EXERCISE TASK: Write out the whole of the material exactly.

RECORDS SHOWN start

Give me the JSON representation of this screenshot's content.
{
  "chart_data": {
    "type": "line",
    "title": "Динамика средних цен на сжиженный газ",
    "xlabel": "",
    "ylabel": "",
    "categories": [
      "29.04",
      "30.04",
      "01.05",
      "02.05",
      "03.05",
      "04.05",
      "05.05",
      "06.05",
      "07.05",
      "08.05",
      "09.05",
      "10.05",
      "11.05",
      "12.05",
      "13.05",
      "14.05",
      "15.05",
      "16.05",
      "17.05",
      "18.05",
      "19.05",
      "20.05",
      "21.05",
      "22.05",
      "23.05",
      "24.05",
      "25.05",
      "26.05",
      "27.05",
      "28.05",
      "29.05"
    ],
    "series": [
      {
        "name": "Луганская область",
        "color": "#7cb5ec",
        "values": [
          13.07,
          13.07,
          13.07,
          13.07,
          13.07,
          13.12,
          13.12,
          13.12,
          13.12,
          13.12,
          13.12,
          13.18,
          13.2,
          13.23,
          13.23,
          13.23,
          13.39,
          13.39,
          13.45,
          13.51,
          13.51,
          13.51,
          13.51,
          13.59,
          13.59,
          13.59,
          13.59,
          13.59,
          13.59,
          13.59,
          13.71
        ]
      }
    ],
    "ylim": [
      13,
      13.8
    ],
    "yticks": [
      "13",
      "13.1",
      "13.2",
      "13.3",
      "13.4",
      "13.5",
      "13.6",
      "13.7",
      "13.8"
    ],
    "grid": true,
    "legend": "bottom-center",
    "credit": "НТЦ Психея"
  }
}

RECORDS SHOWN end

RESULT FOR THIS EXERCISE:
Give me the JSON representation of this screenshot's content.
{
  "chart_data": {
    "type": "line",
    "title": "Динамика средних цен на сжиженный газ",
    "xlabel": "",
    "ylabel": "",
    "categories": [
      "29.04",
      "30.04",
      "01.05",
      "02.05",
      "03.05",
      "04.05",
      "05.05",
      "06.05",
      "07.05",
      "08.05",
      "09.05",
      "10.05",
      "11.05",
      "12.05",
      "13.05",
      "14.05",
      "15.05",
      "16.05",
      "17.05",
      "18.05",
      "19.05",
      "20.05",
      "21.05",
      "22.05",
      "23.05",
      "24.05",
      "25.05",
      "26.05",
      "27.05",
      "28.05",
      "29.05"
    ],
    "series": [
      {
        "name": "Луганская область",
        "color": "#7cb5ec",
        "values": [
          13.07,
          13.07,
          13.07,
          13.07,
          13.07,
          13.12,
          13.12,
          13.12,
          13.12,
          13.12,
          13.12,
          13.18,
          13.2,
          13.23,
          13.23,
          13.23,
          13.39,
          13.39,
          13.45,
          13.51,
          13.51,
          13.51,
          13.51,
          13.59,
          13.59,
          13.59,
          13.59,
          13.59,
          13.59,
          13.59,
          13.71
        ]
      }
    ],
    "ylim": [
      13,
      13.8
    ],
    "yticks": [
      "13",
      "13.1",
      "13.2",
      "13.3",
      "13.4",
      "13.5",
      "13.6",
      "13.7",
      "13.8"
    ],
    "grid": true,
    "legend": "bottom-center",
    "credit": "НТЦ Психея"
  }
}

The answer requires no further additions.